*TEXTE SOURCE:*
"""

Mais je rougirois (&, ſi l’on m’en fait un défaut, je l’avoue hautement & m’en glorifie) de tenir mon avancement du vil & inſolent Publicain, de tous ceux enfin que je mépriſe.

Lorſque j’ai, je l’oſe dire, l’ame aſſez belle pour ne point connoître l’ingratitude, ne ſerois-je pas le plus inſenſé de tous les hommes de m’impoſer de la reconnoiſſance envers des gens contre qui l’humanité veut qu’on ſe déclare à chaque inſtant, & de mettre par-là ma vertu en contradiction avec ma vertu même ?

C’eſt pour vous, cher Comte, qu’il eſt doux d’avoir de la reconnoiſſance ; c’eſt alors du moins pour un homme vertueux que l’on en a, & l’on peut s’y livrer tout entier. C’eſt auſſi pour vous ſeul que j’aime à plier la fierté de mon ame & il ne m’en coûte rien pour le faire : il m’en coûteroit bien plus pour être ingrat !

Envain votre modeſtie en ſouffriroit-elle, ſi je croyois cet ouvrage digne de porter votre nom, je le mettrois à la tête & je ferois l’éloge de mon cœur, en apprenant au Public que vous m’avez trouvé digne de votre amitié ; mais, lorſque je ſuis perſuadé de ma probité, je n’ai point le ſot orgueil de l’être de mes talens.

En faiſant l’expoſition de mes ſentimens, n’aurois-je point réuſſi à juſtifier le choix qu’ont fait de moi mes amis, & à fermer la bouche à mes ennemis, à ces eſprits réſerrés & ſerviles, qui, ne ſuppoſant pas qu’il puiſſe être une autre raiſon que la leur, ne ſçavent que condamner ceux qui agiſſent autrement qu’eux & que leur prêter des défauts ? Ils m’en ont fait un, dans l’aveuglement profond de leur eſprit, de l’obſcurité de ma naiſſance, comme s’il étoit en notre pouvoir de nous en choiſir une. Mais, quand la Philoſophie ne m’en conſoleroit pas, en m’apprenant que tous les hommes ſont égaux & que, s’il faut de la ſubordination pour le maintien de la Société, celle que la raiſon éxige, s’adreſſe à la Place & non à la Perſonne, plus ſenſé qu’eux, je ne rougirois jamais d’un Pere qui m’a mis à portée de n’avoir à rougir d’aucun vice.

"""

*DONNÉES:*
"""

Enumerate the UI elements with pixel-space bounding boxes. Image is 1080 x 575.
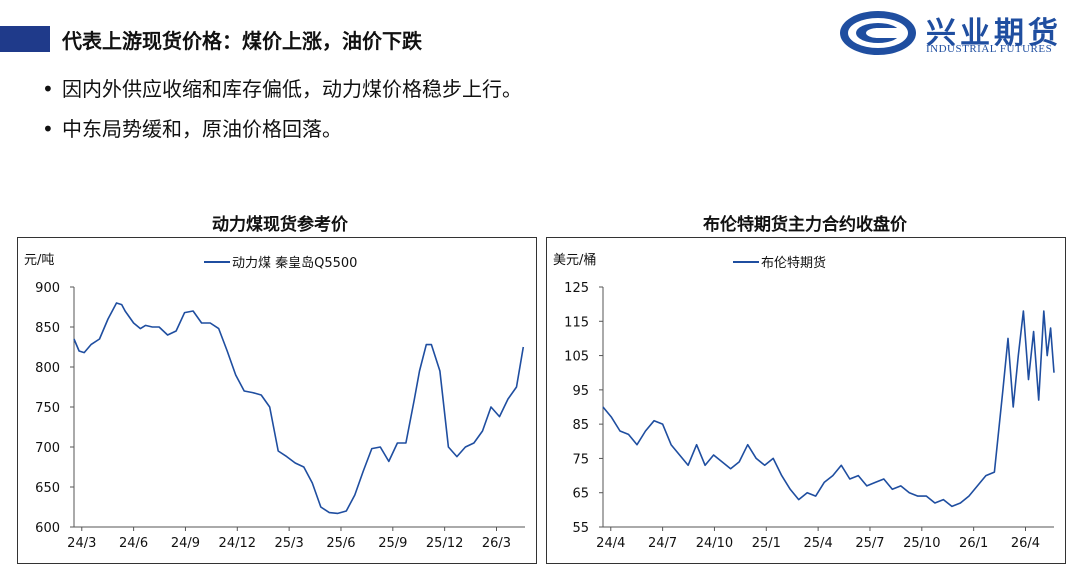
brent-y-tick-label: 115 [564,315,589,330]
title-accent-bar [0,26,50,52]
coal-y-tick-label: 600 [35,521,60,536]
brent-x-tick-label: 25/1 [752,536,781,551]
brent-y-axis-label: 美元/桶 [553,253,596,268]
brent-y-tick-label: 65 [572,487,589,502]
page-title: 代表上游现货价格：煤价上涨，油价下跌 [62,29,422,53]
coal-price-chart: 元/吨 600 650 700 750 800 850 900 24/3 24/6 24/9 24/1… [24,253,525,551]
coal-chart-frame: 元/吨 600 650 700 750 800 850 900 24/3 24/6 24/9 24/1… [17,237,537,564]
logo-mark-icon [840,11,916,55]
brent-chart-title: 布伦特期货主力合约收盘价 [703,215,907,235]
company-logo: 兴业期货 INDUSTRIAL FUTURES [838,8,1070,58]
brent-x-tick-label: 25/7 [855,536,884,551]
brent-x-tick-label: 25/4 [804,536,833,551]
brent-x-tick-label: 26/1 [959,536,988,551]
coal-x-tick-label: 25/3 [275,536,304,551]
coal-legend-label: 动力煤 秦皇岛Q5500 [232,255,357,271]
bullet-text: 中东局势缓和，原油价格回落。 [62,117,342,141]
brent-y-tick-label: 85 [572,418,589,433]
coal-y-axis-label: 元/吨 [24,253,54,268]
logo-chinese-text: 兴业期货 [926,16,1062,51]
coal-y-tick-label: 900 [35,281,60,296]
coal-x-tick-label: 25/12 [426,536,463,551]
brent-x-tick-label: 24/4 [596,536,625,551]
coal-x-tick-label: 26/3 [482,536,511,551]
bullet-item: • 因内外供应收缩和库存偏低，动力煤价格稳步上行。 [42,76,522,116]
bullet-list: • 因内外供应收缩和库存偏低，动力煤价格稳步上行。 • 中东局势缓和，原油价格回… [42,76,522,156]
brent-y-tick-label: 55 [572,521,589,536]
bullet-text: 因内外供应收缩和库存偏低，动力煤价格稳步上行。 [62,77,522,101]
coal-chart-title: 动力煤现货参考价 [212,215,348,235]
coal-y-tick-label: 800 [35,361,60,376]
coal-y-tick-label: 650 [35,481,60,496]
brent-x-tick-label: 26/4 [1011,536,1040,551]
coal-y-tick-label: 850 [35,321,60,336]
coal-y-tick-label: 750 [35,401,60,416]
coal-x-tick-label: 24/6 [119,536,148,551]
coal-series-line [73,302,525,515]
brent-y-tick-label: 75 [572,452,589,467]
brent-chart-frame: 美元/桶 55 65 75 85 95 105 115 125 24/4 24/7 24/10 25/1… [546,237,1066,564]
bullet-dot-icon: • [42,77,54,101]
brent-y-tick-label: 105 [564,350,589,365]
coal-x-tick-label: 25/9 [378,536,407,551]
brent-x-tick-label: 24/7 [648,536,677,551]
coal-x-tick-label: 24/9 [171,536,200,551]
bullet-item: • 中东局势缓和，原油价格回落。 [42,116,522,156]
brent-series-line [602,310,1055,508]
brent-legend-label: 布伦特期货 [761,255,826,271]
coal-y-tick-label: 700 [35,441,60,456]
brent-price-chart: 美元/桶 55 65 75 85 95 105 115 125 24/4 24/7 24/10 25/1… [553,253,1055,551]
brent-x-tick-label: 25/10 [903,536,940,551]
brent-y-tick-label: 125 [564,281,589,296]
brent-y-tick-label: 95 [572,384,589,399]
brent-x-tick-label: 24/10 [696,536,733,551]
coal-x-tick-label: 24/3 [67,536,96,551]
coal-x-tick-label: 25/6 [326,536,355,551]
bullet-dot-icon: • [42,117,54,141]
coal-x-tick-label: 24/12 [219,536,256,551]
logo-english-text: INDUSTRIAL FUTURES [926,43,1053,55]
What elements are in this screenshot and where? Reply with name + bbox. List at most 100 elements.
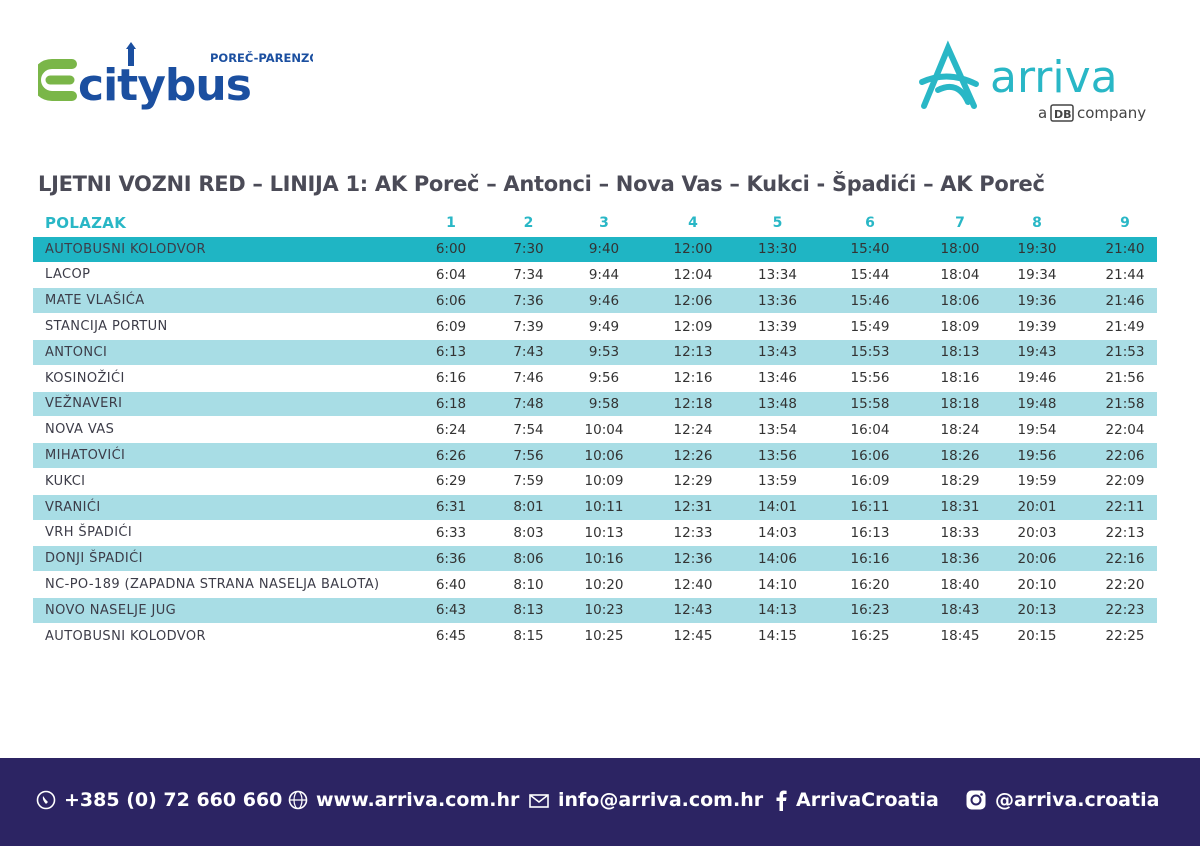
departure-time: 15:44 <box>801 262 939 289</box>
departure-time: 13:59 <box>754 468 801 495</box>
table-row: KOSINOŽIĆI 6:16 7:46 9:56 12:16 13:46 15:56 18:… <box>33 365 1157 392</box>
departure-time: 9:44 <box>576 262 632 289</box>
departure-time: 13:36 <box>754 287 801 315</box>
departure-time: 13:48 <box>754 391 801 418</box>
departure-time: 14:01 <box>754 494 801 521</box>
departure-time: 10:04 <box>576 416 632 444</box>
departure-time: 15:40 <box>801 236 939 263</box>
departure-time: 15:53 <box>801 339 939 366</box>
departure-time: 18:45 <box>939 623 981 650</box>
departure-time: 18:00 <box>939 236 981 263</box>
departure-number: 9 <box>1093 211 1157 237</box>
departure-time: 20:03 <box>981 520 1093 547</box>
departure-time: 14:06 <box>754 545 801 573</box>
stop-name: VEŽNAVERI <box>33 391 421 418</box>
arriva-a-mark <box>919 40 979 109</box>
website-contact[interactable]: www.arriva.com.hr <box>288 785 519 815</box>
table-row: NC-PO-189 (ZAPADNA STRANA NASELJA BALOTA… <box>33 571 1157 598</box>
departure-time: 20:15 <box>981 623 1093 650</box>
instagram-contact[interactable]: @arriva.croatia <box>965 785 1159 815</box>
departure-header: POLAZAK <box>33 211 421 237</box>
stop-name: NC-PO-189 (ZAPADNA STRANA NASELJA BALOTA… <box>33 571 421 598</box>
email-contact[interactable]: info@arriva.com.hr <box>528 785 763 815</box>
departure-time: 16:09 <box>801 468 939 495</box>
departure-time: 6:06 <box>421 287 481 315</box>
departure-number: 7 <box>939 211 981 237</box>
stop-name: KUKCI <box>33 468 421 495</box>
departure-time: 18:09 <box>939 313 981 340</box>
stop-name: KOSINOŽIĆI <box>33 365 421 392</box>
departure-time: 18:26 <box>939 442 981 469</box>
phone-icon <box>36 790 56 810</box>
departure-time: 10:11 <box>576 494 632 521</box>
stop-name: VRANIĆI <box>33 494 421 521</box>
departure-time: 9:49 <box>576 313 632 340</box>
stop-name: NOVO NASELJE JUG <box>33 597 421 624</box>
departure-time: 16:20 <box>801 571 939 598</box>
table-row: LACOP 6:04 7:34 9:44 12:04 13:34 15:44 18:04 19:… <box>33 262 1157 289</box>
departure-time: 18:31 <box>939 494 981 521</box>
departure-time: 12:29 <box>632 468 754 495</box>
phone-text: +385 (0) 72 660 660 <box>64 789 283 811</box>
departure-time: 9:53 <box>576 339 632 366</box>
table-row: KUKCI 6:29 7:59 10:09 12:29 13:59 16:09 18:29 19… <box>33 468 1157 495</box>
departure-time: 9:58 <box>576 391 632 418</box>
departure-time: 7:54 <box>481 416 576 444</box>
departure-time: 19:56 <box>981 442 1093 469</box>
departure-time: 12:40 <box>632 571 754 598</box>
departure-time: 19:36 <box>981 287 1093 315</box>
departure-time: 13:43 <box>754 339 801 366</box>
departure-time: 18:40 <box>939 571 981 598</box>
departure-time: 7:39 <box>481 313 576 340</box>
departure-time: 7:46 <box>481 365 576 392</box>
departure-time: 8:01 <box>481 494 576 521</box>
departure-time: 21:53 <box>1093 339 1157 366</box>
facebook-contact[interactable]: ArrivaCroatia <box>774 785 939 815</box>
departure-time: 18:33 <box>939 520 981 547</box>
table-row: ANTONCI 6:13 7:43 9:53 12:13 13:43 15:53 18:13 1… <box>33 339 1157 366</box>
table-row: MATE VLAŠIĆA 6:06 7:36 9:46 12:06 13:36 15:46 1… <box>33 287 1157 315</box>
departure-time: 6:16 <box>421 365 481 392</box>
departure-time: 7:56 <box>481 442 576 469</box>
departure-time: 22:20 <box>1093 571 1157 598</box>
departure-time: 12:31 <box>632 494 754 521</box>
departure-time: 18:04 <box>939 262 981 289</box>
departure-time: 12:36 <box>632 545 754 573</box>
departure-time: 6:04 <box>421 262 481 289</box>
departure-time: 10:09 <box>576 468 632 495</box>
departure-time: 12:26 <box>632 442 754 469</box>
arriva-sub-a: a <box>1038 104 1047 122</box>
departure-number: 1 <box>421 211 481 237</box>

"""

*CONSIGNE:*
D'après le texte source, de quoi les ennemis de celui qui parle lui ont-ils fait un défaut ?

*RÉPONSE ATTENDUE:*
De l'obscurité de sa naissance.